__Given instruction__
Report, word for word, every line of the material that contains "Gerenciar".

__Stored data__
'''
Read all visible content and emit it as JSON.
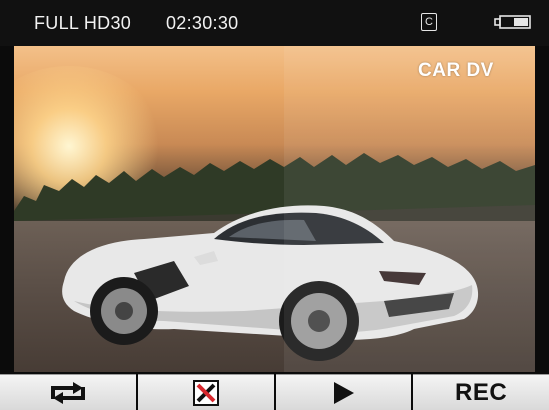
{
  "status_bar": {
    "resolution": "FULL HD30",
    "elapsed_time": "02:30:30",
    "cyclic_badge": "C",
    "battery_icon": "battery-icon"
  },
  "preview": {
    "overlay_text": "CAR DV"
  },
  "toolbar": {
    "buttons": [
      {
        "icon": "loop-record-icon"
      },
      {
        "icon": "mute-icon"
      },
      {
        "icon": "play-icon"
      },
      {
        "label": "REC"
      }
    ]
  },
  "colors": {
    "status_bar_bg": "#111111",
    "status_text": "#f2f2f2",
    "toolbar_bg": "#e8e8e8",
    "icon_color": "#111111",
    "mute_red": "#d8282e"
  }
}
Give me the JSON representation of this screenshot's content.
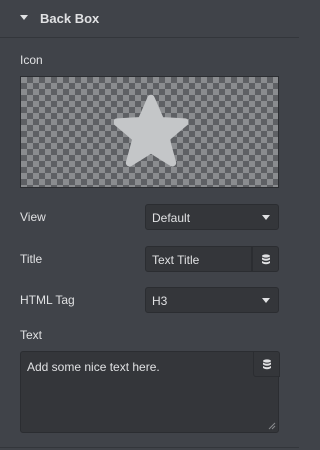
{
  "section": {
    "title": "Back Box"
  },
  "icon": {
    "label": "Icon",
    "preview_icon": "star-icon"
  },
  "view": {
    "label": "View",
    "value": "Default"
  },
  "title_field": {
    "label": "Title",
    "value": "Text Title",
    "dynamic_icon": "database-icon"
  },
  "html_tag": {
    "label": "HTML Tag",
    "value": "H3"
  },
  "text_field": {
    "label": "Text",
    "value": "Add some nice text here.",
    "dynamic_icon": "database-icon"
  },
  "colors": {
    "panel_bg": "#404349",
    "input_bg": "#34363a",
    "text": "#e0e1e3",
    "star": "#c4c6c8"
  }
}
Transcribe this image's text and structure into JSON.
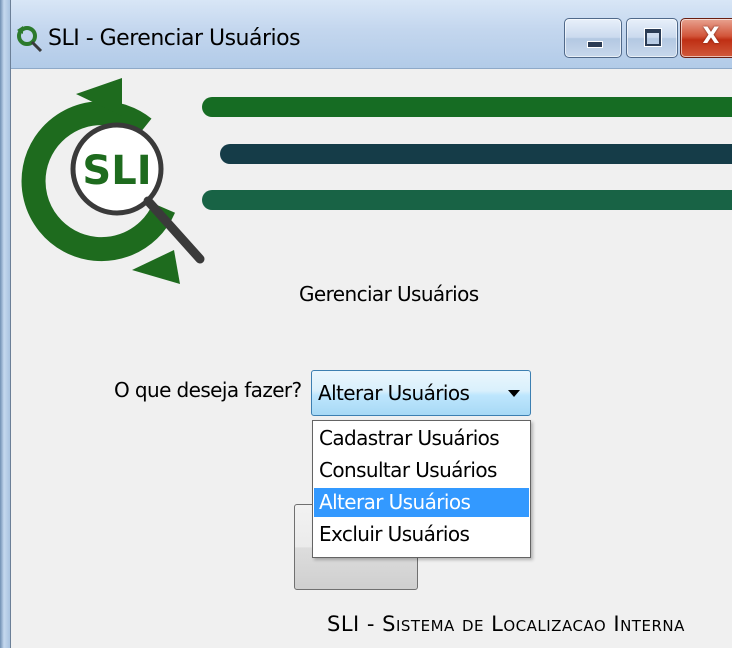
{
  "window": {
    "title": "SLI - Gerenciar Usuários",
    "controls": {
      "minimize": "minimize",
      "maximize": "maximize",
      "close": "X"
    }
  },
  "logo": {
    "text": "SLI"
  },
  "main": {
    "heading": "Gerenciar Usuários",
    "prompt_label": "O que deseja fazer?",
    "action_select": {
      "value": "Alterar Usuários",
      "options": [
        "Cadastrar Usuários",
        "Consultar Usuários",
        "Alterar Usuários",
        "Excluir Usuários"
      ],
      "selected_index": 2
    }
  },
  "footer": {
    "text": "SLI - Sistema de Localizacao Interna"
  },
  "colors": {
    "logo_green": "#1e6b1e",
    "bar_green": "#166c23",
    "bar_dark": "#153c48",
    "bar_teal": "#186345",
    "selection_blue": "#3399ff",
    "combo_border": "#3c7fb1"
  },
  "icons": [
    "app-icon",
    "minimize-icon",
    "maximize-icon",
    "close-icon",
    "dropdown-arrow-icon",
    "magnifier-icon"
  ]
}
'''
__Finished exercise__
    "title": "SLI - Gerenciar Usuários",
    "heading": "Gerenciar Usuários",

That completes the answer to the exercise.